→ Your objective: Assemble all lines in which the string "post" appears.

→ Information shown:
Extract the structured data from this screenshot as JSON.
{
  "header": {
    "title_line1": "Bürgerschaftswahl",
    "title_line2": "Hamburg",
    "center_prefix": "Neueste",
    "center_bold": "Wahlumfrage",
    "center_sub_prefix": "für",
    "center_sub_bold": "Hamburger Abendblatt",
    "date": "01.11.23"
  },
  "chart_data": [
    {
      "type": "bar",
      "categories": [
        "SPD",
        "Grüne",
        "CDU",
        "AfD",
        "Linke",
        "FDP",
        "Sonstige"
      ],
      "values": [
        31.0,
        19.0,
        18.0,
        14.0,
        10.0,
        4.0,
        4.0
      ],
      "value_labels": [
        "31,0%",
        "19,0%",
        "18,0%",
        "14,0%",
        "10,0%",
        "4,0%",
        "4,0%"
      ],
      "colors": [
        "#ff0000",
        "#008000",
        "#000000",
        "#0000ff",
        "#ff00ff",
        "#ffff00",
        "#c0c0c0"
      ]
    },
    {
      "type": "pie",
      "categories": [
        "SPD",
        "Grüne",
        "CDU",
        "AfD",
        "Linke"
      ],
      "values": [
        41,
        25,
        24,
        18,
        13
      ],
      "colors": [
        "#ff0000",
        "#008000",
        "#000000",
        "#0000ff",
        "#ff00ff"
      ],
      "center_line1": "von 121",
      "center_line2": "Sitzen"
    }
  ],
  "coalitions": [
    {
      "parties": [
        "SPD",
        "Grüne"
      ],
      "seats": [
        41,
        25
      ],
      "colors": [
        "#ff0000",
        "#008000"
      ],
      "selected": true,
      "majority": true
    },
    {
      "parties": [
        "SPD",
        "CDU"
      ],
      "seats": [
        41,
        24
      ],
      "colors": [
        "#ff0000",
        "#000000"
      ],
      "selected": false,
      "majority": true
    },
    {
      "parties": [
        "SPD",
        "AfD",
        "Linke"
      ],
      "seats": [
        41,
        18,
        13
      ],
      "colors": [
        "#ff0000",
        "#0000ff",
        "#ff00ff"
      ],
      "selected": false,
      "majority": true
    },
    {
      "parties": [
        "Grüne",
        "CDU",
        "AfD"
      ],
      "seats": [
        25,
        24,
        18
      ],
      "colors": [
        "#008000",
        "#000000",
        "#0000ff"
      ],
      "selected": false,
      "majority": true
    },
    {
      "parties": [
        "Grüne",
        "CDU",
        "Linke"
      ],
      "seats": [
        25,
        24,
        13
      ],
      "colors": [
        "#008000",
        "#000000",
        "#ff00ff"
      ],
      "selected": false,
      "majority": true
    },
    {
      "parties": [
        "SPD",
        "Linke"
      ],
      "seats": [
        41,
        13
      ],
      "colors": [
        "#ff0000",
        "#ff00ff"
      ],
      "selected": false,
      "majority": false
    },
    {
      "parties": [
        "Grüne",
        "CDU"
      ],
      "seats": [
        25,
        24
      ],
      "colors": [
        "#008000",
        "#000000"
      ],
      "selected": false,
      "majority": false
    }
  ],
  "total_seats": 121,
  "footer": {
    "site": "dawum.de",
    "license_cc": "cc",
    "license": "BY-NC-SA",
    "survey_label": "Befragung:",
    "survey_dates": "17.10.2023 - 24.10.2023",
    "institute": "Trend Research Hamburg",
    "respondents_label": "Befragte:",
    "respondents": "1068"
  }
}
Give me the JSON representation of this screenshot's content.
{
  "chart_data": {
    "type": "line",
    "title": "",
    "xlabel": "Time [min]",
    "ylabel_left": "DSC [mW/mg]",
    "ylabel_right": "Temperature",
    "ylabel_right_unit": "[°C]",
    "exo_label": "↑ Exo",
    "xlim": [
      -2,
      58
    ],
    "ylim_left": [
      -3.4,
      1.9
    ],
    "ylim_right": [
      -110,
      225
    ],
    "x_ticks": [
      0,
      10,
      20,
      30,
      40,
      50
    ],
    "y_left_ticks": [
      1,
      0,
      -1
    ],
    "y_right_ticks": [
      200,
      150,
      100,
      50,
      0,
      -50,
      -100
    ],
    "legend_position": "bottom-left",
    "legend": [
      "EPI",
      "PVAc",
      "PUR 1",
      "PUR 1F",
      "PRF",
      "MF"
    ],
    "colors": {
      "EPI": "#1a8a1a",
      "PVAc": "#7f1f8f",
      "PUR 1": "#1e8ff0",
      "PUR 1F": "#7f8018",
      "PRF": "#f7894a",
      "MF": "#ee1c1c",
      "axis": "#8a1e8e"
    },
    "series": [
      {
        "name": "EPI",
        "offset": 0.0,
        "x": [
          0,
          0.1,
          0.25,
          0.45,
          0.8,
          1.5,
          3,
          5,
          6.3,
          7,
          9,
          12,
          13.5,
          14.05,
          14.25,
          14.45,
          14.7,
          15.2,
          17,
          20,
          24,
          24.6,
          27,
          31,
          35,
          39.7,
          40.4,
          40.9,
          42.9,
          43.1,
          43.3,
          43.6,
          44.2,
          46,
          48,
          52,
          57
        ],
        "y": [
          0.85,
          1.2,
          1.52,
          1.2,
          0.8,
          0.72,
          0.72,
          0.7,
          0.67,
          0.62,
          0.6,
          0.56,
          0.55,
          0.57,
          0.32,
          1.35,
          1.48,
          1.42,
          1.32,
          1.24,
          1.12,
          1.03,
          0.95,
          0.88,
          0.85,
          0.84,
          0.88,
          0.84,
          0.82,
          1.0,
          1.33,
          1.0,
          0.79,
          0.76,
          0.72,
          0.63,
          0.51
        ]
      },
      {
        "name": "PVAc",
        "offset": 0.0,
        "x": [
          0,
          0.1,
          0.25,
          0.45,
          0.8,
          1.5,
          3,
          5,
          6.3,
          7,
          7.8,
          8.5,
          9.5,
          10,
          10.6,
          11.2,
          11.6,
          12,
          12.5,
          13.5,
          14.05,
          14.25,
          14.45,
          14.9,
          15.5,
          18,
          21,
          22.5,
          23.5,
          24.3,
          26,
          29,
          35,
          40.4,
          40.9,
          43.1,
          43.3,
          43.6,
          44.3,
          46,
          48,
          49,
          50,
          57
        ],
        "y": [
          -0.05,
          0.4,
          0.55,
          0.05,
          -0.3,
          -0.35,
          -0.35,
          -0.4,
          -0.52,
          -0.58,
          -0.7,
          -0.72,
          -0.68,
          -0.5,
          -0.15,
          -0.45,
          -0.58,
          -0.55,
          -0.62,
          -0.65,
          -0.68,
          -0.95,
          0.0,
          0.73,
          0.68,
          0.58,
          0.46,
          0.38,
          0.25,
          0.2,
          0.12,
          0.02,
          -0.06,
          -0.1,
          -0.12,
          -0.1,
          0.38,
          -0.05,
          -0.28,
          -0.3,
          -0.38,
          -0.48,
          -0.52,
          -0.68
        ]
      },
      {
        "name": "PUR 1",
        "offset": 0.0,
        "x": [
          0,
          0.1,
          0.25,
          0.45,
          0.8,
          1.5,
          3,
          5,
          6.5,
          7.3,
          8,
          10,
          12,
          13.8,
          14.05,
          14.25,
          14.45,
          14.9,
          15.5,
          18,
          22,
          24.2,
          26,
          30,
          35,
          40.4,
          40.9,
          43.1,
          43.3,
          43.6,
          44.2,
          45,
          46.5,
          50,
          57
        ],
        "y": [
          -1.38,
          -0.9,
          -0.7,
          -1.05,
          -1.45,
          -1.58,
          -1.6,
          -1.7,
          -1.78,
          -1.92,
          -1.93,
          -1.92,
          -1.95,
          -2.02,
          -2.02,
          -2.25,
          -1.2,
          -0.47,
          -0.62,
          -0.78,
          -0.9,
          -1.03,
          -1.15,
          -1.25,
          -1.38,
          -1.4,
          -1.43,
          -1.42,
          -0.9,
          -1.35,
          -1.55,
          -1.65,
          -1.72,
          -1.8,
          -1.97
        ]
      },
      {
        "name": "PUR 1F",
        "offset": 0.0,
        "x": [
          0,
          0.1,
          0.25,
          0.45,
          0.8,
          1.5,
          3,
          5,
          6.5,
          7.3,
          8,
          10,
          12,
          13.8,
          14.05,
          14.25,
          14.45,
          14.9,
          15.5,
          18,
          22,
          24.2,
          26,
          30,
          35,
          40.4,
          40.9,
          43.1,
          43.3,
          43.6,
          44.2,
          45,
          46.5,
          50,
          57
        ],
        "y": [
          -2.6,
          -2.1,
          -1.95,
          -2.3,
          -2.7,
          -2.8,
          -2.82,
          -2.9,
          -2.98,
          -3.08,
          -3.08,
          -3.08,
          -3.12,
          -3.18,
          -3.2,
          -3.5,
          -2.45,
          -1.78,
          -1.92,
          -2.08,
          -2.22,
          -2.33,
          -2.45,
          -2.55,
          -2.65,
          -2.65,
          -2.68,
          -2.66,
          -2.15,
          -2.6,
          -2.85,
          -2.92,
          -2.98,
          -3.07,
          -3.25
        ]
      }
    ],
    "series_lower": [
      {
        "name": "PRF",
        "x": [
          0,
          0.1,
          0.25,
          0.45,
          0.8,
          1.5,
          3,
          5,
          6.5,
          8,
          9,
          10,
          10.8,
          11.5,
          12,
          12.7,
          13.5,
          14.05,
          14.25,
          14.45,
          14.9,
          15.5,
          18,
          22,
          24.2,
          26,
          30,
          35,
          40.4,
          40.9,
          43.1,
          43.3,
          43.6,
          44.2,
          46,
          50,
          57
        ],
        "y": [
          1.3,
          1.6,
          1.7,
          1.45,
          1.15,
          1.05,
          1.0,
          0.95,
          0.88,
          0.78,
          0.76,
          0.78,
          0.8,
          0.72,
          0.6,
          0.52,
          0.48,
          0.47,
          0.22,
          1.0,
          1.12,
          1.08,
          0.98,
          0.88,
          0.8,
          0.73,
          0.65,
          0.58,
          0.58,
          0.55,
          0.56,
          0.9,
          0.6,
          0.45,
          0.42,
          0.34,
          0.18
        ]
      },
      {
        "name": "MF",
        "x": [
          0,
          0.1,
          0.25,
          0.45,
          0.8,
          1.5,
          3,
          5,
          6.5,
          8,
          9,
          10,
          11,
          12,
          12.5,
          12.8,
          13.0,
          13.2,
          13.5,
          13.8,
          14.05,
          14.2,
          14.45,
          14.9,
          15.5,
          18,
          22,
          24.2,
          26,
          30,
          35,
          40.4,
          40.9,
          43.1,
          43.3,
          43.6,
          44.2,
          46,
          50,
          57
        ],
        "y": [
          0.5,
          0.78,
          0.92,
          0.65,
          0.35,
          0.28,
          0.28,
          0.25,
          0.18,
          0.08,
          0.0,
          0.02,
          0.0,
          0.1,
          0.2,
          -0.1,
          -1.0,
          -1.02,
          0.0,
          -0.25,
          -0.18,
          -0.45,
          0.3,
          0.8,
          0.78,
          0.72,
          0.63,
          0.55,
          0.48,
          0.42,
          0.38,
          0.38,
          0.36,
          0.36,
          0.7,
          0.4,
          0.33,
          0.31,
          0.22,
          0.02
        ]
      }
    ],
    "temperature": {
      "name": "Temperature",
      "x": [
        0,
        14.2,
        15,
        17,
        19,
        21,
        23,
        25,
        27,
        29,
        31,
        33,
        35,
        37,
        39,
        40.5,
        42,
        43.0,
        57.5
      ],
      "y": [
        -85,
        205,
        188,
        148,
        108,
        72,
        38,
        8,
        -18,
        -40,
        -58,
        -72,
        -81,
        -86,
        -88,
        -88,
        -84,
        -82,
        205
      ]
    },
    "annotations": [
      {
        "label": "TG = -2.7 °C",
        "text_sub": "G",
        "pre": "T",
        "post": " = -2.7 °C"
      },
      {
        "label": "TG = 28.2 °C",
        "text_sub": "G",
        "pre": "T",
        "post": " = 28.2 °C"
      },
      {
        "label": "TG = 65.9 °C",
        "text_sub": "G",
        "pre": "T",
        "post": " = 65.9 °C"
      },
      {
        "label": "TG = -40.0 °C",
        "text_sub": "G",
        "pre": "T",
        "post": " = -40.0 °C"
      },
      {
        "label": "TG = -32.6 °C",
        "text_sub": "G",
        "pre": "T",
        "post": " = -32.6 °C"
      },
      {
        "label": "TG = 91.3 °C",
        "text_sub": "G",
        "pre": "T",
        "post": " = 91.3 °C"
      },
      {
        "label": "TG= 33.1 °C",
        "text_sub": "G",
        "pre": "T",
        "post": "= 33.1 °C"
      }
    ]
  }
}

→ Solved exercise:
        "post": " = -2.7 °C"
        "post": " = 28.2 °C"
        "post": " = 65.9 °C"
        "post": " = -40.0 °C"
        "post": " = -32.6 °C"
        "post": " = 91.3 °C"
        "post": "= 33.1 °C"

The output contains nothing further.